● INSTRUÇÕES:
1) Indique se cada afirmação abaixo está de acordo com o texto sobre os cultos cívicos, respondendo sim ou não e citando literalmente as palavras do texto que decidem a questão. (a) Segundo Mattoso, a retórica nacionalista dominou em Portugal depois de 1910. (b) Rui Barbosa traduziu o livro Primeiras lições de coisas em 1914. (c) A liturgia política tinha entre seus objetivos reforçar os laços de identidade.
2) Com base no texto sobre os cultos cívicos, responda brevemente às perguntas abaixo.
(a) De que ano é a obra de Pintassilgo citada?
(b) Segundo Mattoso, a partir de que década começa a haver mudanças em Portugal?
(c) Em que método se baseiam as premissas do livro traduzido por Rui Barbosa?
3) Transcreva fielmente o trecho do texto sobre os cultos cívicos que começa em "Como exemplo, tem-se" e termina em "presentes no currículo.".

● TEXTO EXTRAÍDO:
####

Para Pintassilgo (1998), talvez esses cultos cívicos tivessem a intenção de substituir “[...] os rituais, cultos e símbolos associados ao catolicismo e apresentar alternativa rituais, cultos e símbolos inspirados no laicismo”. (p. 151-152). Recorrendo a C. Riviére, Pintassilgo afirma que essa ritualização das sociedades modernas é designada “pela expressão «liturgia política», constituindo-se na seguinte: Séries d´actes solennels, répétitifs et codifiés, d´ordre verbal, gestuel et postural, à forte charge symbolique”. (p. 156).

Ainda para esse autor, essa “liturgia política”, caracterizada como um ato repetitivo, estereotipado e simbólico, tinha por objetivo favorecer a integração social dos grupos e reforçar os laços de identidade. Um recurso “característico dos momentos em que uma ideologia (e um poder) necessita de se firmar [...]” (p. 156). Conclui que, no Brasil, não era diferente, aqui também era preciso firmar uma nova ideologia, uma nova forma de governo, de poder, ou seja, a República, tal qual se apresentava naquele momento, ainda se encontrava em processo de legitimação. Daí essa investida nacionalista por meio da educação com seus cultos cívicos e festas escolares, tanto no Brasil como em Portugal. Em Portugal, Mattoso (1994) afirmou que: “depois de 1910, durante algum tempo, a retórica <nacionalista> dominara em absoluto” (p. 593). Para esse autor, somente a partir da década de 1920, é que começa haver mudanças. Já, no Brasil, os temas civismo, patriotismo, nacionalismo são divulgados por muitos desde o final do século XIX, como registrei no percurso desta tese. Entre eles aparecem Olavo Bilac, Rui Barbosa, Rio Branco.

Como exemplo, tem-se o pequeno texto de Rui Barbosa, intitulado A Pátria, no qual o autor trata do civismo publicado na revista O Estimulo de n.28, em 20/04/1914. Rui Barbosa, além de ser um divulgador do patriotismo, em 1886, traduziu o livro Primeiras lições de coisas, de Norman A. Calkins. Esse livro apresenta premissas metodologias baseadas no método intuitivo. Como visto no transcorrer desta tese, as “lições de coisas” estavam muito presentes no currículo.

####

● Trechos do conjunto de dados:
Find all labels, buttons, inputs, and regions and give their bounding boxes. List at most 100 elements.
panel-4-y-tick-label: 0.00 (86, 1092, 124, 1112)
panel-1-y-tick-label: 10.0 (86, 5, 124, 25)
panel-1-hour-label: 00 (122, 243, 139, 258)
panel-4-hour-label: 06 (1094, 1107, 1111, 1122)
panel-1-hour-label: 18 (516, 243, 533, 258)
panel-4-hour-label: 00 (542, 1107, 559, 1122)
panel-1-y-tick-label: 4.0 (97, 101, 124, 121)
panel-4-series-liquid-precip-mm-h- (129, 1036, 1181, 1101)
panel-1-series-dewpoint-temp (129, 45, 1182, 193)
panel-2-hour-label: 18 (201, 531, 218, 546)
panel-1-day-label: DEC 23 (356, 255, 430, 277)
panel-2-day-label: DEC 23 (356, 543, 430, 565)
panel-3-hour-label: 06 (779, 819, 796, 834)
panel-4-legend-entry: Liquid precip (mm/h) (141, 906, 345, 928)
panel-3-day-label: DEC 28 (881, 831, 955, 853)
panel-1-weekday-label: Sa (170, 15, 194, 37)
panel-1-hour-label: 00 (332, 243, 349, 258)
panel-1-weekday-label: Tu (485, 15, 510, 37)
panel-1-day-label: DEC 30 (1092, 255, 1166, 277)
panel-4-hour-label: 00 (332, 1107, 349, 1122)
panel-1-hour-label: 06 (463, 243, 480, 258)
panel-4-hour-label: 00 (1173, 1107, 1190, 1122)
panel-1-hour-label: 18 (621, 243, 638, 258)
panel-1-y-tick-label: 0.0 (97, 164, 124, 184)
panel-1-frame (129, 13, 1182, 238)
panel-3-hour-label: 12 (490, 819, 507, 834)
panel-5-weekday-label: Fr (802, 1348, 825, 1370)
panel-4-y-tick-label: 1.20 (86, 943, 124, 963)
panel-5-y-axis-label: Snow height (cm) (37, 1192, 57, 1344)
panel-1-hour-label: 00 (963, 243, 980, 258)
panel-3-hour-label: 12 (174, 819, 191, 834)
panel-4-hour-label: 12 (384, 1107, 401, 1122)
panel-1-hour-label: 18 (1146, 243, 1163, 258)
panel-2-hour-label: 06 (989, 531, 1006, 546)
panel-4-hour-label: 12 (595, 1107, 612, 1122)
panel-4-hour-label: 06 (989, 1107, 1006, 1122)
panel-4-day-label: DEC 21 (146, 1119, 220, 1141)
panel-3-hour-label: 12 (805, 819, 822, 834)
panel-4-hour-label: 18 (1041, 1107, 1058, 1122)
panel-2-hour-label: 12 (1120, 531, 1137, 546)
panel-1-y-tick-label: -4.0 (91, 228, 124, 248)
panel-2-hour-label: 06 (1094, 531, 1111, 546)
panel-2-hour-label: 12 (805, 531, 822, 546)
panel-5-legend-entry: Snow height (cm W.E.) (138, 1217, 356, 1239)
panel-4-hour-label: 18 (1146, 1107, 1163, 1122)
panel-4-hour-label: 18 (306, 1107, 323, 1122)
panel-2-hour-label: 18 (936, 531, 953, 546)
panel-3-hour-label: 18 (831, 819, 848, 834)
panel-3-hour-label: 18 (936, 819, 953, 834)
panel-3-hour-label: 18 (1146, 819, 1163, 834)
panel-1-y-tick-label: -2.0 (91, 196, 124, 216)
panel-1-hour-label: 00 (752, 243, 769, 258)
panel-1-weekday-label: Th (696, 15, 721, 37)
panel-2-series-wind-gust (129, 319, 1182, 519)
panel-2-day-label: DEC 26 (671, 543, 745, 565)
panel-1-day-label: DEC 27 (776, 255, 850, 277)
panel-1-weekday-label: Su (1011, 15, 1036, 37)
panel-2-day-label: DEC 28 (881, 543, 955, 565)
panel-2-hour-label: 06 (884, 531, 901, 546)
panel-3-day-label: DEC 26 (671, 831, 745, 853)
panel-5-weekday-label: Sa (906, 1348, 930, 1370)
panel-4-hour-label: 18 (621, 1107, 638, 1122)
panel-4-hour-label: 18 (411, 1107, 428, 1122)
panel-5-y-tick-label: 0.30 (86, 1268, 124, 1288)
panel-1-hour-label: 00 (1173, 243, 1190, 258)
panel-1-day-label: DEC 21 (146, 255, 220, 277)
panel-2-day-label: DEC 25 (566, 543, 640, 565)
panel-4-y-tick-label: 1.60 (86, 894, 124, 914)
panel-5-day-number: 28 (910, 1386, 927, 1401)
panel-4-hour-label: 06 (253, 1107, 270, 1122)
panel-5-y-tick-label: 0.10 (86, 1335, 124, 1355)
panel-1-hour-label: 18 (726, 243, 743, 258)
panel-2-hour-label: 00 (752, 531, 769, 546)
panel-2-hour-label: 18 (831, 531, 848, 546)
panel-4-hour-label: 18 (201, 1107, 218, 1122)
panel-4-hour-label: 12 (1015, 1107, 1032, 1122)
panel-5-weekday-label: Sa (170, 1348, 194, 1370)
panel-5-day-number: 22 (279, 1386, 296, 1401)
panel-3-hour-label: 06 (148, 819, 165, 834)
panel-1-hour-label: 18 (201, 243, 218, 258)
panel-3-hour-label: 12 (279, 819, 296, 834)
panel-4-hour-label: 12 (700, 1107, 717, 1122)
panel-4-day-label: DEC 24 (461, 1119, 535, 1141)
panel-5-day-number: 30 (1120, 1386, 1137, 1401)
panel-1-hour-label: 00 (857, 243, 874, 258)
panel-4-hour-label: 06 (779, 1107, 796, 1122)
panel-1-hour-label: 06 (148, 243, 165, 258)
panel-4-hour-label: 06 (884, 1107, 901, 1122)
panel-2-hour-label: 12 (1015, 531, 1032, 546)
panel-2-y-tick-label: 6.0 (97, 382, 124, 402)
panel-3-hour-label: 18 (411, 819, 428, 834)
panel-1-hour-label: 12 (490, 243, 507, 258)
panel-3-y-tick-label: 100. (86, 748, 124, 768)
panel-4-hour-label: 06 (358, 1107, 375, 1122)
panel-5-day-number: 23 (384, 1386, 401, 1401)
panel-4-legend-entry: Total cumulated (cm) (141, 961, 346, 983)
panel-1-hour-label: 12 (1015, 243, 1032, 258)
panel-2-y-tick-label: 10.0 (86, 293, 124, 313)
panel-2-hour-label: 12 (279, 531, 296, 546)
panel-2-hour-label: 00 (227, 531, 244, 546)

####

● RESPOSTAS POR TAREFA:
1)
(a) Sim: "depois de 1910, durante algum tempo, a retórica <nacionalista> dominara em absoluto"
(b) Não: "em 1886, traduziu o livro Primeiras lições de coisas"
(c) Sim: "tinha por objetivo favorecer a integração social dos grupos e reforçar os laços de identidade"

2)
(a) De 1998.
(b) A partir da década de 1920.
(c) No método intuitivo.

3)
Como exemplo, tem-se o pequeno texto de Rui Barbosa, intitulado A Pátria, no qual o autor trata do civismo publicado na revista O Estimulo de n.28, em 20/04/1914. Rui Barbosa, além de ser um divulgador do patriotismo, em 1886, traduziu o livro Primeiras lições de coisas, de Norman A. Calkins. Esse livro apresenta premissas metodologias baseadas no método intuitivo. Como visto no transcorrer desta tese, as “lições de coisas” estavam muito presentes no currículo.